• Instructions to follow
Count the lines that hold the string "Panotour". Reply with the number alone.

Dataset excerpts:
▽

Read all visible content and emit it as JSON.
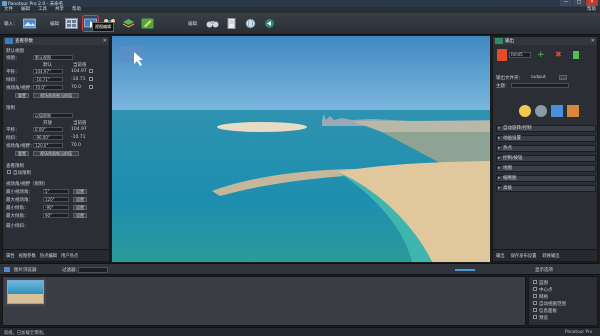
{
  "window": {
    "title": "Panotour Pro 2.0 - 未命名",
    "buttons": [
      "—",
      "□",
      "✕"
    ]
  },
  "menu": {
    "items": [
      "文件",
      "编辑",
      "工具",
      "共享",
      "帮助"
    ],
    "help": "帮助"
  },
  "toolbar": {
    "input_label": "输入：",
    "edit_label": "编辑",
    "build_label": "编辑",
    "tooltip": "视图编辑",
    "colors": {
      "selected_outline": "#e23b3b"
    }
  },
  "left_panel": {
    "title": "查看参数",
    "section1_title": "默认视图",
    "sub_label": "视图：",
    "sub_value": "默认视图",
    "col_default": "默认",
    "col_current": "当前值",
    "rows": [
      {
        "label": "平移：",
        "value": "104.97°",
        "current": "104.97"
      },
      {
        "label": "倾斜：",
        "value": "-10.71°",
        "current": "-10.71"
      },
      {
        "label": "视场角/视野：",
        "value": "70.0°",
        "current": "70.0"
      }
    ],
    "buttons": [
      "重置",
      "视场角限制当前值"
    ],
    "section2_title": "限制",
    "section2_value": "以值限制",
    "limit_col_max": "开放",
    "limit_col_current": "当前值",
    "limit_rows": [
      {
        "label": "平移：",
        "value": "0.00°",
        "current": "104.97"
      },
      {
        "label": "倾斜：",
        "value": "-90.00°",
        "current": "-10.71"
      },
      {
        "label": "视场角/视野：",
        "value": "120.0°",
        "current": "70.0"
      }
    ],
    "limit_buttons": [
      "重置",
      "视场角限制当前值"
    ],
    "section3_title": "查看限制",
    "section3_check": "自动限制",
    "section4_title": "视场角/视野（限制）",
    "s4_rows": [
      {
        "label": "最小视场角：",
        "value": "5°",
        "extra": "设置"
      },
      {
        "label": "最大视场角：",
        "value": "120°",
        "extra": "设置"
      },
      {
        "label": "最小倾角：",
        "value": "-90°",
        "extra": "设置"
      },
      {
        "label": "最大倾角：",
        "value": "90°",
        "extra": "设置"
      }
    ],
    "s4_sub": "最小倾斜：",
    "tabs": [
      "属性",
      "视图参数",
      "热点编辑",
      "用户热点"
    ]
  },
  "right_panel": {
    "title": "输出",
    "format_value": "html5",
    "output_folder_label": "输出文件夹：",
    "output_folder_value": "output",
    "theme_label": "主题：",
    "sections": [
      "自动旋转/控制",
      "动画设置",
      "热点",
      "控制/按钮",
      "地图",
      "缩略图",
      "高级"
    ],
    "tabs": [
      "输出",
      "保存发布设置",
      "转换输出"
    ]
  },
  "bottom": {
    "left_title": "图片浏览器",
    "filter_label": "过滤器：",
    "right_title": "显示选项",
    "options": [
      "蓝图",
      "中心点",
      "网格",
      "自动视图范围",
      "信息面板",
      "预览"
    ]
  },
  "status": {
    "left": "就绪，已加载全景图。",
    "right": "Panotour Pro"
  }
}
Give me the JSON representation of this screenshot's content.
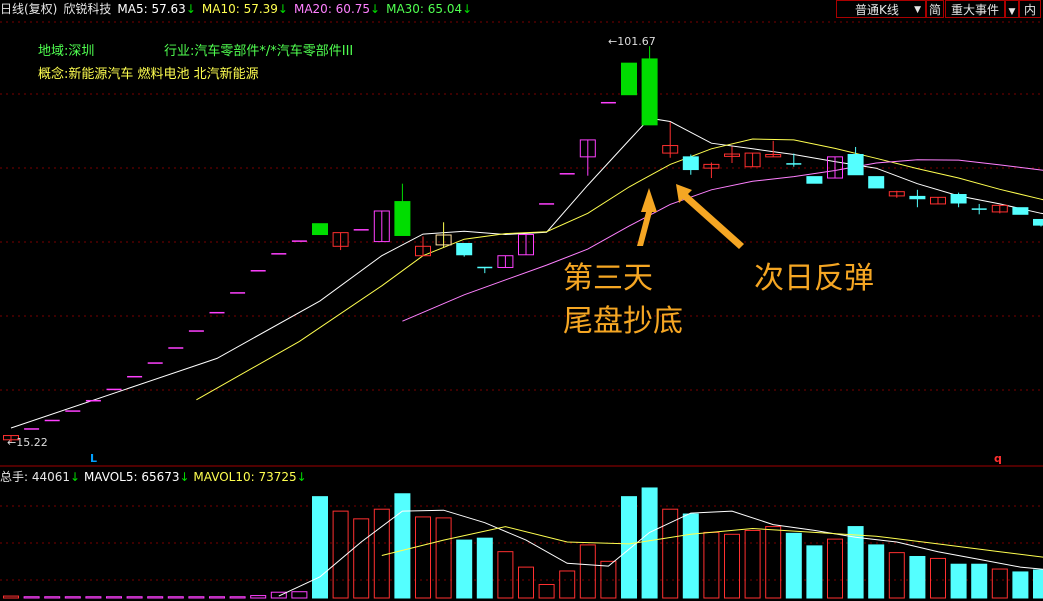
{
  "header": {
    "period": "日线(复权)",
    "stock_name": "欣锐科技",
    "ma5": "MA5: 57.63",
    "ma10": "MA10: 57.39",
    "ma20": "MA20: 60.75",
    "ma30": "MA30: 65.04",
    "arrow": "↓"
  },
  "toolbar": {
    "kline_type": "普通K线",
    "dropdown": "▼",
    "simple": "简",
    "events": "重大事件",
    "inner": "内"
  },
  "info": {
    "region": "地域:深圳",
    "industry": "行业:汽车零部件*/*汽车零部件III",
    "concept": "概念:新能源汽车 燃料电池 北汽新能源"
  },
  "annotations": {
    "day3_line1": "第三天",
    "day3_line2": "尾盘抄底",
    "rebound": "次日反弹"
  },
  "price_labels": {
    "high": "101.67",
    "low": "15.22",
    "left_marker": "L",
    "right_marker": "q"
  },
  "volume_header": {
    "vol": "总手: 44061",
    "mavol5": "MAVOL5: 65673",
    "mavol10": "MAVOL10: 73725",
    "arrow": "↓"
  },
  "colors": {
    "up": "#ff3030",
    "down_green": "#00dd00",
    "down_cyan": "#54ffff",
    "limit_up": "#ff40ff",
    "ma5": "#ffffff",
    "ma10": "#ffff50",
    "ma20": "#ff80ff",
    "annotation": "#f5a623",
    "grid": "#7a0000"
  },
  "chart_data": {
    "type": "candlestick",
    "price_range": [
      15.22,
      101.67
    ],
    "candles": [
      {
        "o": 16.8,
        "c": 15.9,
        "h": 16.8,
        "l": 15.22,
        "kind": "up"
      },
      {
        "o": 18.2,
        "c": 18.2,
        "h": 18.2,
        "l": 18.2,
        "kind": "limit"
      },
      {
        "o": 20.0,
        "c": 20.0,
        "h": 20.0,
        "l": 20.0,
        "kind": "limit"
      },
      {
        "o": 22.0,
        "c": 22.0,
        "h": 22.0,
        "l": 22.0,
        "kind": "limit"
      },
      {
        "o": 24.2,
        "c": 24.2,
        "h": 24.2,
        "l": 24.2,
        "kind": "limit"
      },
      {
        "o": 26.6,
        "c": 26.6,
        "h": 26.6,
        "l": 26.6,
        "kind": "limit"
      },
      {
        "o": 29.3,
        "c": 29.3,
        "h": 29.3,
        "l": 29.3,
        "kind": "limit"
      },
      {
        "o": 32.2,
        "c": 32.2,
        "h": 32.2,
        "l": 32.2,
        "kind": "limit"
      },
      {
        "o": 35.4,
        "c": 35.4,
        "h": 35.4,
        "l": 35.4,
        "kind": "limit"
      },
      {
        "o": 39.0,
        "c": 39.0,
        "h": 39.0,
        "l": 39.0,
        "kind": "limit"
      },
      {
        "o": 42.9,
        "c": 42.9,
        "h": 42.9,
        "l": 42.9,
        "kind": "limit"
      },
      {
        "o": 47.1,
        "c": 47.1,
        "h": 47.1,
        "l": 47.1,
        "kind": "limit"
      },
      {
        "o": 51.8,
        "c": 51.8,
        "h": 51.8,
        "l": 51.8,
        "kind": "limit"
      },
      {
        "o": 55.4,
        "c": 55.4,
        "h": 55.4,
        "l": 55.4,
        "kind": "limit"
      },
      {
        "o": 58.1,
        "c": 58.1,
        "h": 58.1,
        "l": 58.1,
        "kind": "limit"
      },
      {
        "o": 61.8,
        "c": 59.5,
        "h": 61.8,
        "l": 59.5,
        "kind": "green"
      },
      {
        "o": 57.0,
        "c": 59.9,
        "h": 59.9,
        "l": 56.2,
        "kind": "up"
      },
      {
        "o": 60.5,
        "c": 60.5,
        "h": 60.5,
        "l": 60.5,
        "kind": "limit"
      },
      {
        "o": 58.0,
        "c": 64.5,
        "h": 64.5,
        "l": 58.0,
        "kind": "limit_body"
      },
      {
        "o": 66.5,
        "c": 59.3,
        "h": 70.3,
        "l": 59.3,
        "kind": "green"
      },
      {
        "o": 55.0,
        "c": 57.0,
        "h": 59.1,
        "l": 55.0,
        "kind": "up"
      },
      {
        "o": 57.3,
        "c": 59.4,
        "h": 62.1,
        "l": 56.8,
        "kind": "up_yellow"
      },
      {
        "o": 57.6,
        "c": 55.2,
        "h": 57.6,
        "l": 54.8,
        "kind": "cyan"
      },
      {
        "o": 52.5,
        "c": 52.5,
        "h": 52.5,
        "l": 51.3,
        "kind": "cross"
      },
      {
        "o": 52.5,
        "c": 55.0,
        "h": 55.0,
        "l": 52.5,
        "kind": "limit_body"
      },
      {
        "o": 55.2,
        "c": 59.5,
        "h": 59.6,
        "l": 55.2,
        "kind": "limit_body"
      },
      {
        "o": 66.0,
        "c": 66.0,
        "h": 66.0,
        "l": 66.0,
        "kind": "limit"
      },
      {
        "o": 72.4,
        "c": 72.4,
        "h": 72.4,
        "l": 72.4,
        "kind": "limit"
      },
      {
        "o": 76.0,
        "c": 79.6,
        "h": 79.6,
        "l": 72.0,
        "kind": "limit_body"
      },
      {
        "o": 87.5,
        "c": 87.5,
        "h": 87.5,
        "l": 87.5,
        "kind": "limit"
      },
      {
        "o": 89.2,
        "c": 95.9,
        "h": 95.9,
        "l": 89.2,
        "kind": "green"
      },
      {
        "o": 96.8,
        "c": 82.8,
        "h": 99.5,
        "l": 82.8,
        "kind": "green"
      },
      {
        "o": 76.8,
        "c": 78.4,
        "h": 83.4,
        "l": 75.8,
        "kind": "up"
      },
      {
        "o": 76.0,
        "c": 73.3,
        "h": 76.5,
        "l": 72.2,
        "kind": "cyan"
      },
      {
        "o": 73.6,
        "c": 74.4,
        "h": 74.8,
        "l": 71.5,
        "kind": "up"
      },
      {
        "o": 76.1,
        "c": 76.6,
        "h": 78.2,
        "l": 74.7,
        "kind": "up"
      },
      {
        "o": 73.9,
        "c": 76.8,
        "h": 76.8,
        "l": 73.9,
        "kind": "up"
      },
      {
        "o": 76.0,
        "c": 76.5,
        "h": 79.4,
        "l": 76.0,
        "kind": "up"
      },
      {
        "o": 74.1,
        "c": 74.5,
        "h": 76.7,
        "l": 73.9,
        "kind": "cross"
      },
      {
        "o": 71.8,
        "c": 70.4,
        "h": 71.8,
        "l": 70.4,
        "kind": "cyan"
      },
      {
        "o": 71.5,
        "c": 76.0,
        "h": 76.0,
        "l": 71.5,
        "kind": "limit_body"
      },
      {
        "o": 76.5,
        "c": 72.2,
        "h": 78.1,
        "l": 72.2,
        "kind": "cyan"
      },
      {
        "o": 71.8,
        "c": 69.4,
        "h": 71.8,
        "l": 69.4,
        "kind": "cyan"
      },
      {
        "o": 68.6,
        "c": 67.7,
        "h": 68.8,
        "l": 67.3,
        "kind": "up"
      },
      {
        "o": 67.6,
        "c": 67.1,
        "h": 69.0,
        "l": 65.3,
        "kind": "cyan"
      },
      {
        "o": 66.0,
        "c": 67.4,
        "h": 67.4,
        "l": 66.0,
        "kind": "up"
      },
      {
        "o": 68.0,
        "c": 66.2,
        "h": 68.4,
        "l": 65.3,
        "kind": "cyan"
      },
      {
        "o": 64.9,
        "c": 64.8,
        "h": 66.0,
        "l": 63.8,
        "kind": "cross"
      },
      {
        "o": 64.3,
        "c": 65.7,
        "h": 65.7,
        "l": 64.0,
        "kind": "up"
      },
      {
        "o": 65.2,
        "c": 63.8,
        "h": 65.2,
        "l": 63.8,
        "kind": "cyan"
      },
      {
        "o": 62.7,
        "c": 61.5,
        "h": 62.7,
        "l": 61.2,
        "kind": "cyan"
      },
      {
        "o": 61.5,
        "c": 60.3,
        "h": 61.9,
        "l": 60.3,
        "kind": "cyan"
      },
      {
        "o": 58.8,
        "c": 58.8,
        "h": 60.3,
        "l": 58.8,
        "kind": "up"
      }
    ],
    "ma5": [
      [
        0,
        18.4
      ],
      [
        10,
        33.2
      ],
      [
        15,
        45.4
      ],
      [
        18,
        55.0
      ],
      [
        20,
        59.6
      ],
      [
        22,
        60.2
      ],
      [
        24,
        59.5
      ],
      [
        26,
        60.0
      ],
      [
        28,
        70.0
      ],
      [
        30,
        79.5
      ],
      [
        31,
        84.2
      ],
      [
        32,
        83.5
      ],
      [
        34,
        78.9
      ],
      [
        36,
        77.7
      ],
      [
        38,
        76.5
      ],
      [
        40,
        75.0
      ],
      [
        42,
        73.6
      ],
      [
        44,
        70.3
      ],
      [
        46,
        67.7
      ],
      [
        48,
        66.0
      ],
      [
        50,
        64.0
      ],
      [
        52,
        62.5
      ]
    ],
    "ma10": [
      [
        9,
        24.4
      ],
      [
        14,
        36.8
      ],
      [
        18,
        48.6
      ],
      [
        20,
        55.0
      ],
      [
        22,
        58.5
      ],
      [
        24,
        59.7
      ],
      [
        26,
        60.1
      ],
      [
        28,
        64.0
      ],
      [
        30,
        69.6
      ],
      [
        32,
        74.4
      ],
      [
        34,
        77.7
      ],
      [
        36,
        79.8
      ],
      [
        38,
        79.6
      ],
      [
        40,
        77.8
      ],
      [
        42,
        75.7
      ],
      [
        44,
        73.5
      ],
      [
        46,
        71.5
      ],
      [
        48,
        69.1
      ],
      [
        50,
        67.0
      ],
      [
        52,
        64.9
      ]
    ],
    "ma20": [
      [
        19,
        41.1
      ],
      [
        22,
        46.7
      ],
      [
        26,
        53.0
      ],
      [
        28,
        56.4
      ],
      [
        30,
        61.3
      ],
      [
        32,
        65.9
      ],
      [
        34,
        69.0
      ],
      [
        36,
        70.8
      ],
      [
        38,
        71.8
      ],
      [
        40,
        73.1
      ],
      [
        42,
        74.7
      ],
      [
        44,
        75.4
      ],
      [
        46,
        75.3
      ],
      [
        48,
        74.3
      ],
      [
        50,
        73.2
      ],
      [
        52,
        72.0
      ]
    ],
    "ma30": [
      [
        29,
        53.8
      ],
      [
        32,
        57.6
      ],
      [
        34,
        61.1
      ],
      [
        36,
        63.7
      ],
      [
        38,
        65.3
      ],
      [
        40,
        67.3
      ],
      [
        42,
        68.5
      ],
      [
        44,
        69.3
      ],
      [
        46,
        69.0
      ],
      [
        48,
        68.0
      ],
      [
        50,
        66.5
      ],
      [
        52,
        65.6
      ]
    ],
    "volume": {
      "range": [
        0,
        115000
      ],
      "bars": [
        {
          "v": 2000,
          "kind": "up"
        },
        {
          "v": 1300,
          "kind": "limit"
        },
        {
          "v": 1300,
          "kind": "limit"
        },
        {
          "v": 1300,
          "kind": "limit"
        },
        {
          "v": 1300,
          "kind": "limit"
        },
        {
          "v": 1300,
          "kind": "limit"
        },
        {
          "v": 1300,
          "kind": "limit"
        },
        {
          "v": 1300,
          "kind": "limit"
        },
        {
          "v": 1300,
          "kind": "limit"
        },
        {
          "v": 1300,
          "kind": "limit"
        },
        {
          "v": 1300,
          "kind": "limit"
        },
        {
          "v": 1300,
          "kind": "limit"
        },
        {
          "v": 2500,
          "kind": "limit"
        },
        {
          "v": 6000,
          "kind": "limit"
        },
        {
          "v": 6500,
          "kind": "limit"
        },
        {
          "v": 105000,
          "kind": "cyan"
        },
        {
          "v": 90000,
          "kind": "up"
        },
        {
          "v": 82000,
          "kind": "up"
        },
        {
          "v": 92000,
          "kind": "up"
        },
        {
          "v": 108000,
          "kind": "cyan"
        },
        {
          "v": 84000,
          "kind": "up"
        },
        {
          "v": 83000,
          "kind": "up"
        },
        {
          "v": 60000,
          "kind": "cyan"
        },
        {
          "v": 62000,
          "kind": "cyan"
        },
        {
          "v": 48000,
          "kind": "up"
        },
        {
          "v": 32000,
          "kind": "up"
        },
        {
          "v": 14000,
          "kind": "up"
        },
        {
          "v": 28000,
          "kind": "up"
        },
        {
          "v": 55000,
          "kind": "up"
        },
        {
          "v": 38000,
          "kind": "up"
        },
        {
          "v": 105000,
          "kind": "cyan"
        },
        {
          "v": 114000,
          "kind": "cyan"
        },
        {
          "v": 92000,
          "kind": "up"
        },
        {
          "v": 87000,
          "kind": "cyan"
        },
        {
          "v": 68000,
          "kind": "up"
        },
        {
          "v": 66000,
          "kind": "up"
        },
        {
          "v": 70000,
          "kind": "up"
        },
        {
          "v": 74000,
          "kind": "up"
        },
        {
          "v": 67000,
          "kind": "cyan"
        },
        {
          "v": 54000,
          "kind": "cyan"
        },
        {
          "v": 61000,
          "kind": "up"
        },
        {
          "v": 74000,
          "kind": "cyan"
        },
        {
          "v": 55000,
          "kind": "cyan"
        },
        {
          "v": 47000,
          "kind": "up"
        },
        {
          "v": 43000,
          "kind": "cyan"
        },
        {
          "v": 41000,
          "kind": "up"
        },
        {
          "v": 35000,
          "kind": "cyan"
        },
        {
          "v": 35000,
          "kind": "cyan"
        },
        {
          "v": 30000,
          "kind": "up"
        },
        {
          "v": 27000,
          "kind": "cyan"
        },
        {
          "v": 29000,
          "kind": "cyan"
        },
        {
          "v": 25000,
          "kind": "cyan"
        },
        {
          "v": 30000,
          "kind": "up"
        }
      ],
      "mavol5": [
        [
          13,
          2000
        ],
        [
          15,
          22000
        ],
        [
          17,
          58000
        ],
        [
          19,
          90000
        ],
        [
          21,
          91000
        ],
        [
          23,
          78000
        ],
        [
          25,
          60000
        ],
        [
          27,
          36000
        ],
        [
          29,
          33000
        ],
        [
          31,
          68000
        ],
        [
          33,
          88000
        ],
        [
          35,
          90000
        ],
        [
          37,
          76000
        ],
        [
          39,
          70000
        ],
        [
          41,
          63000
        ],
        [
          43,
          58000
        ],
        [
          45,
          48000
        ],
        [
          47,
          40000
        ],
        [
          49,
          32000
        ],
        [
          51,
          28000
        ],
        [
          52,
          26000
        ]
      ],
      "mavol10": [
        [
          18,
          44000
        ],
        [
          21,
          60000
        ],
        [
          24,
          74000
        ],
        [
          27,
          58000
        ],
        [
          30,
          56000
        ],
        [
          33,
          66000
        ],
        [
          36,
          72000
        ],
        [
          39,
          68000
        ],
        [
          42,
          64000
        ],
        [
          45,
          56000
        ],
        [
          48,
          48000
        ],
        [
          51,
          40000
        ],
        [
          52,
          37000
        ]
      ]
    }
  }
}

△

• Response to the task
2